Every entry needs to be printed exactly, please.

BEGIN Data records

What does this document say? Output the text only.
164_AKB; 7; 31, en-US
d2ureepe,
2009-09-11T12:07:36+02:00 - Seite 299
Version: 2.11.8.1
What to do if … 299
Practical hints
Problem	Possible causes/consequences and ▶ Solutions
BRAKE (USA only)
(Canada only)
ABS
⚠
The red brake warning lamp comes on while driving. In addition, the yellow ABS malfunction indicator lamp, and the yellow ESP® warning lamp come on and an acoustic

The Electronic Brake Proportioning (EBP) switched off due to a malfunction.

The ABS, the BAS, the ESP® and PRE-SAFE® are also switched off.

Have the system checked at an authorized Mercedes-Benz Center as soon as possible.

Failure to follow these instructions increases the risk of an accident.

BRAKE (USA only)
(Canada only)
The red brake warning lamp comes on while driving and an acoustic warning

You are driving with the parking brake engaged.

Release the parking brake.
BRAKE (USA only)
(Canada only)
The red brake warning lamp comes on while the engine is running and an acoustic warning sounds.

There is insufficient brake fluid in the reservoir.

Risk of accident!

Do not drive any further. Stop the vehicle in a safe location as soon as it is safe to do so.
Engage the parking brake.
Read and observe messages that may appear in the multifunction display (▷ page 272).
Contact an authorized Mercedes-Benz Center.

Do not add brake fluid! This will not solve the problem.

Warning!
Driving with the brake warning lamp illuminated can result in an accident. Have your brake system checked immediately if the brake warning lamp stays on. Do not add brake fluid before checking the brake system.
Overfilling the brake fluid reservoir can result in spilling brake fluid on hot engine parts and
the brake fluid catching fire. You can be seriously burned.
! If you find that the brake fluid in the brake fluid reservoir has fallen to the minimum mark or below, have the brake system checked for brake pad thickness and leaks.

END Data records

Answer for the task ->
What does this document say? Output the text only.
164_AKB; 7; 31, en-US
d2ureepe,
2009-09-11T12:07:36+02:00 - Seite 299
Version: 2.11.8.1
What to do if … 299
Practical hints
Problem	Possible causes/consequences and ▶ Solutions
BRAKE (USA only)
(Canada only)
ABS
⚠
The red brake warning lamp comes on while driving. In addition, the yellow ABS malfunction indicator lamp, and the yellow ESP® warning lamp come on and an acoustic

The Electronic Brake Proportioning (EBP) switched off due to a malfunction.

The ABS, the BAS, the ESP® and PRE-SAFE® are also switched off.

Have the system checked at an authorized Mercedes-Benz Center as soon as possible.

Failure to follow these instructions increases the risk of an accident.

BRAKE (USA only)
(Canada only)
The red brake warning lamp comes on while driving and an acoustic warning

You are driving with the parking brake engaged.

Release the parking brake.
BRAKE (USA only)
(Canada only)
The red brake warning lamp comes on while the engine is running and an acoustic warning sounds.

There is insufficient brake fluid in the reservoir.

Risk of accident!

Do not drive any further. Stop the vehicle in a safe location as soon as it is safe to do so.
Engage the parking brake.
Read and observe messages that may appear in the multifunction display (▷ page 272).
Contact an authorized Mercedes-Benz Center.

Do not add brake fluid! This will not solve the problem.

Warning!
Driving with the brake warning lamp illuminated can result in an accident. Have your brake system checked immediately if the brake warning lamp stays on. Do not add brake fluid before checking the brake system.
Overfilling the brake fluid reservoir can result in spilling brake fluid on hot engine parts and
the brake fluid catching fire. You can be seriously burned.
! If you find that the brake fluid in the brake fluid reservoir has fallen to the minimum mark or below, have the brake system checked for brake pad thickness and leaks.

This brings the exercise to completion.